§ **WORK ORDER**:
Find each line in the records below that contains the word "this", and copy it out.

-------- EXCERPTED DATA --------

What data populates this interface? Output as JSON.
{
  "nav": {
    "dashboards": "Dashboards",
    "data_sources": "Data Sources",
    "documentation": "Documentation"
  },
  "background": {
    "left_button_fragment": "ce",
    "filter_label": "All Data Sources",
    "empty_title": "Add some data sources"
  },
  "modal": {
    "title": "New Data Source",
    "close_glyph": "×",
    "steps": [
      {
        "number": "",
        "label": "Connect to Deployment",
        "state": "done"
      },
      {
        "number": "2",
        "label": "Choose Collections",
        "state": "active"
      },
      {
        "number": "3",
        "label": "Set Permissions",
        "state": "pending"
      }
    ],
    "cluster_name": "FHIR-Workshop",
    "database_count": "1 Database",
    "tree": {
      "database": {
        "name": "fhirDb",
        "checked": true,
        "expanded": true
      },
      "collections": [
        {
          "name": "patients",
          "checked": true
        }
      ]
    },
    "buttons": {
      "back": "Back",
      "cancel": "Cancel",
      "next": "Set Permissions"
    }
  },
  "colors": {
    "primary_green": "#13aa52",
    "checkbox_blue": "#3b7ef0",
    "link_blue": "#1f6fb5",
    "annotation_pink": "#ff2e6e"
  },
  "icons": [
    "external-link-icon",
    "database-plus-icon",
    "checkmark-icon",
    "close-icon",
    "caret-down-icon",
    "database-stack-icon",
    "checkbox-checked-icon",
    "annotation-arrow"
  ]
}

--------
-------- EXCERPTED DATA --------

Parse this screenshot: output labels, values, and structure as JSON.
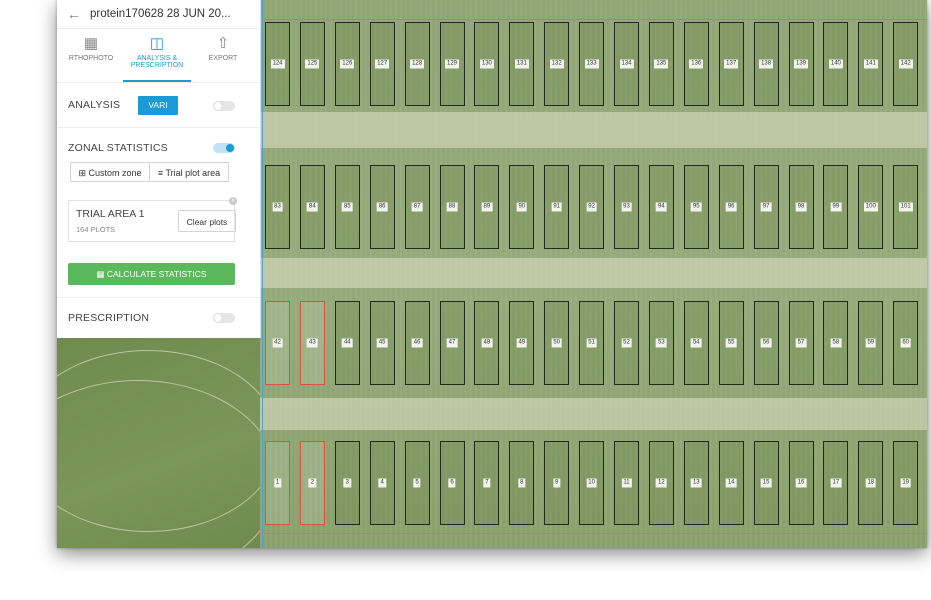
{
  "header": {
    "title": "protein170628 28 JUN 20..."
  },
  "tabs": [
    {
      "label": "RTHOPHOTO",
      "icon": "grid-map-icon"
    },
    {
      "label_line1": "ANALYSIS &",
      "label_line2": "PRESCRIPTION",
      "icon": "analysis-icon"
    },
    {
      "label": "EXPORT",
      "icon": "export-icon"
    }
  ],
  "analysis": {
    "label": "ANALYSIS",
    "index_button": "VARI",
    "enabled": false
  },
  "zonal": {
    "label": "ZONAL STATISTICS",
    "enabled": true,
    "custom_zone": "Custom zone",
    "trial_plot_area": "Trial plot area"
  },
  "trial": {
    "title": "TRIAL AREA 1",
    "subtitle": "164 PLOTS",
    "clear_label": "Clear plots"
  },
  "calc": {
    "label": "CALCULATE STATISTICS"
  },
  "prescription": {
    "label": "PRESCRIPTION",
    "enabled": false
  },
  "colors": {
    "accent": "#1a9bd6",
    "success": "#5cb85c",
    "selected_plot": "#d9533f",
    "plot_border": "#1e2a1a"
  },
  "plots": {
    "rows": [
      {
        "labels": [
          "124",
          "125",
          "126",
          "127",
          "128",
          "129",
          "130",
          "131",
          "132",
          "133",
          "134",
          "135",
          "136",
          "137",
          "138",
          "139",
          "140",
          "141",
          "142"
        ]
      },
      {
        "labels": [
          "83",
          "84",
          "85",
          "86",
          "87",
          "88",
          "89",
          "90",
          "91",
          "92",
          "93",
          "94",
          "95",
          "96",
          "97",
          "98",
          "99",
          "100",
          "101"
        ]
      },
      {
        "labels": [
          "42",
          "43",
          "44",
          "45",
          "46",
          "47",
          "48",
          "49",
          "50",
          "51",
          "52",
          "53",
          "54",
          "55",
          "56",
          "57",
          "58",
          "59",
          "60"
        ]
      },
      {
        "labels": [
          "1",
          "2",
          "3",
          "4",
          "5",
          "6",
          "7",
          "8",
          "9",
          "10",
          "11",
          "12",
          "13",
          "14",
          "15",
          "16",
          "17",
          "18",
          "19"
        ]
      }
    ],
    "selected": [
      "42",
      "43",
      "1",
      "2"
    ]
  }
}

--------

§ **EXERCISE RESULT**:
What data populates this interface? Output as JSON.
Parse this screenshot: output labels, values, and structure as JSON.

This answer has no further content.